▶ **Stated problem**
Read the records and gather each line that includes "this".

▶ **Excerpted records**

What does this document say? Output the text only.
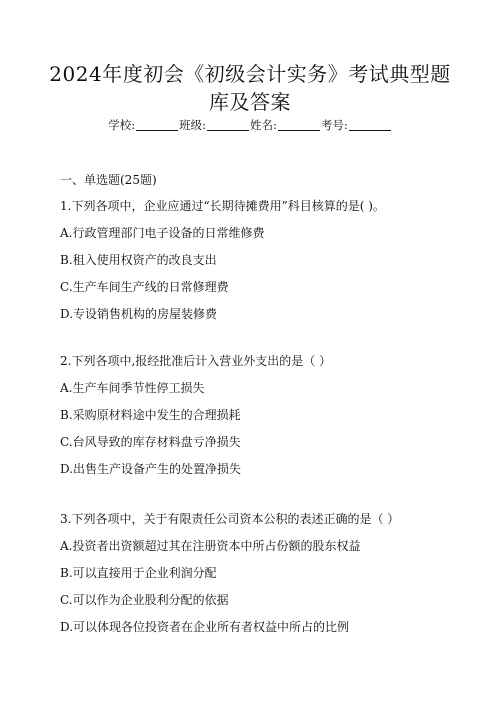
2024年度初会《初级会计实务》考试典型题
库及答案
学校:	班级:	姓名:	考号:
一、单选题(25题)
1.下列各项中，企业应通过“长期待摊费用”科目核算的是( )。
A.行政管理部门电子设备的日常维修费
B.租入使用权资产的改良支出
C.生产车间生产线的日常修理费
D.专设销售机构的房屋装修费
2.下列各项中,报经批准后计入营业外支出的是（ ）
A.生产车间季节性停工损失
B.采购原材料途中发生的合理损耗
C.台风导致的库存材料盘亏净损失
D.出售生产设备产生的处置净损失
3.下列各项中，关于有限责任公司资本公积的表述正确的是（ ）
A.投资者出资额超过其在注册资本中所占份额的股东权益
B.可以直接用于企业利润分配
C.可以作为企业股利分配的依据
D.可以体现各位投资者在企业所有者权益中所占的比例
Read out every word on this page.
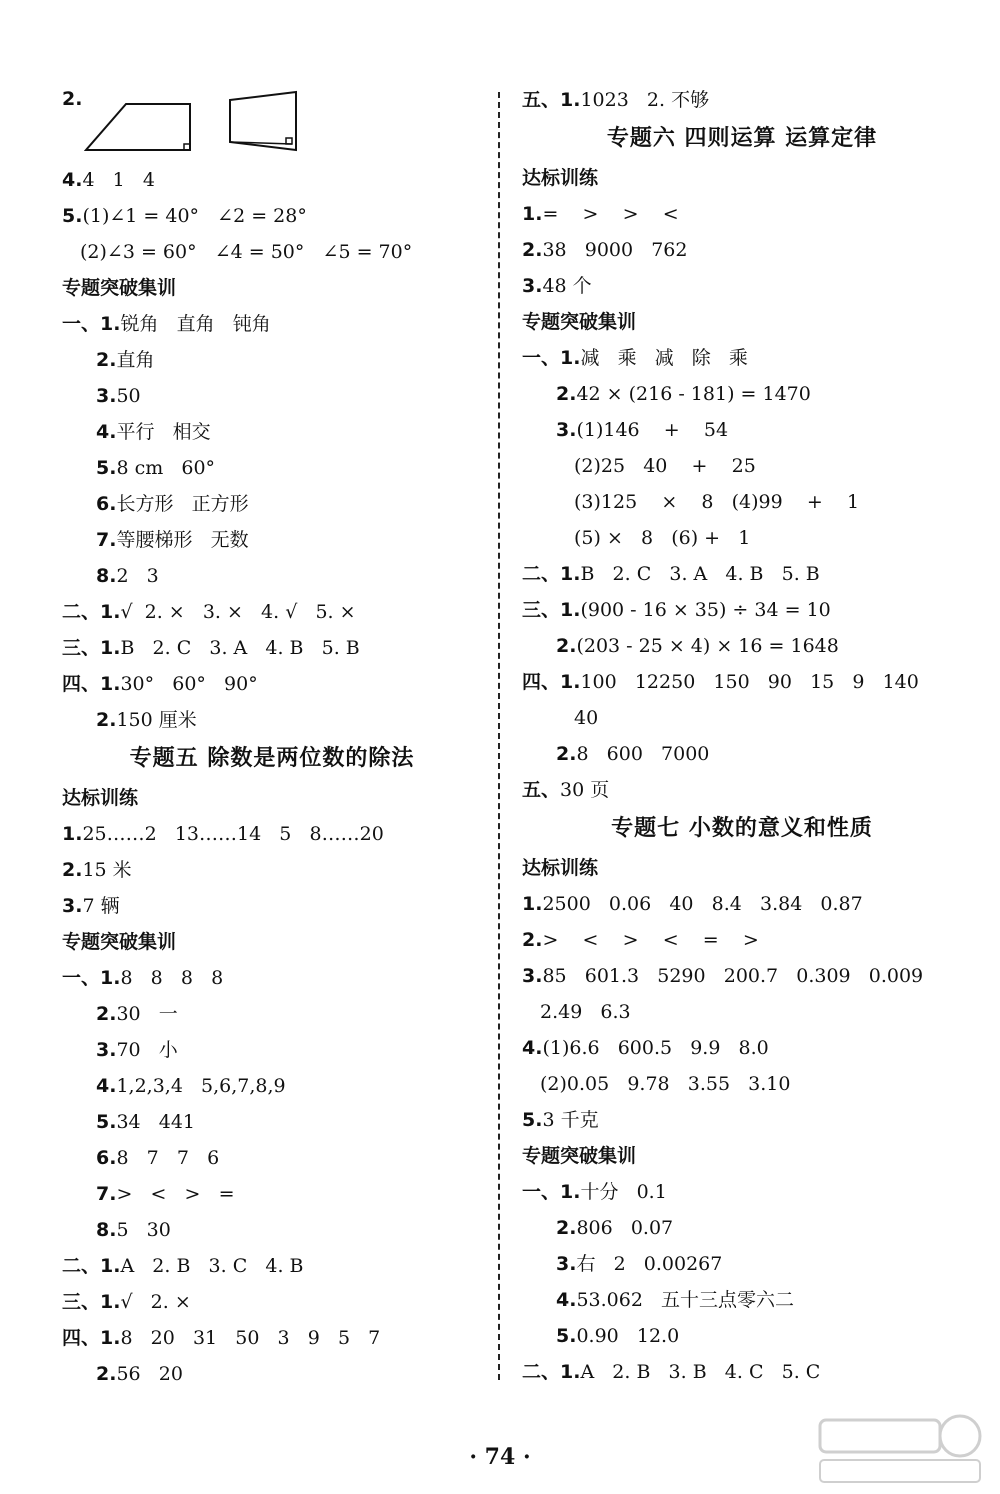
2.
4.4   1   4
5.(1)∠1 = 40°   ∠2 = 28°
(2)∠3 = 60°   ∠4 = 50°   ∠5 = 70°
专题突破集训
一、1.锐角   直角   钝角
2.直角
3.50
4.平行   相交
5.8 cm   60°
6.长方形   正方形
7.等腰梯形   无数
8.2   3
二、1.√  2. ×   3. ×   4. √   5. ×
三、1.B   2. C   3. A   4. B   5. B
四、1.30°   60°   90°
2.150 厘米
专题五 除数是两位数的除法
达标训练
1.25……2   13……14   5   8……20
2.15 米
3.7 辆
专题突破集训
一、1.8   8   8   8
2.30   一
3.70   小
4.1,2,3,4   5,6,7,8,9
5.34   441
6.8   7   7   6
7.>   <   >   =
8.5   30
二、1.A   2. B   3. C   4. B
三、1.√   2. ×
四、1.8   20   31   50   3   9   5   7
2.56   20
五、1.1023   2. 不够
专题六 四则运算 运算定律
达标训练
1.=    >    >    <
2.38   9000   762
3.48 个
专题突破集训
一、1.减   乘   减   除   乘
2.42 × (216 - 181) = 1470
3.(1)146    +    54
(2)25   40    +    25
(3)125    ×    8   (4)99    +    1
(5) ×   8   (6) +   1
二、1.B   2. C   3. A   4. B   5. B
三、1.(900 - 16 × 35) ÷ 34 = 10
2.(203 - 25 × 4) × 16 = 1648
四、1.100   12250   150   90   15   9   140
40
2.8   600   7000
五、30 页
专题七 小数的意义和性质
达标训练
1.2500   0.06   40   8.4   3.84   0.87
2.>    <    >    <    =    >
3.85   601.3   5290   200.7   0.309   0.009
2.49   6.3
4.(1)6.6   600.5   9.9   8.0
(2)0.05   9.78   3.55   3.10
5.3 千克
专题突破集训
一、1.十分   0.1
2.806   0.07
3.右   2   0.00267
4.53.062   五十三点零六二
5.0.90   12.0
二、1.A   2. B   3. B   4. C   5. C
· 74 ·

▶ **The completed task**
What does this document say? Output the text only.
Read out every word on this page.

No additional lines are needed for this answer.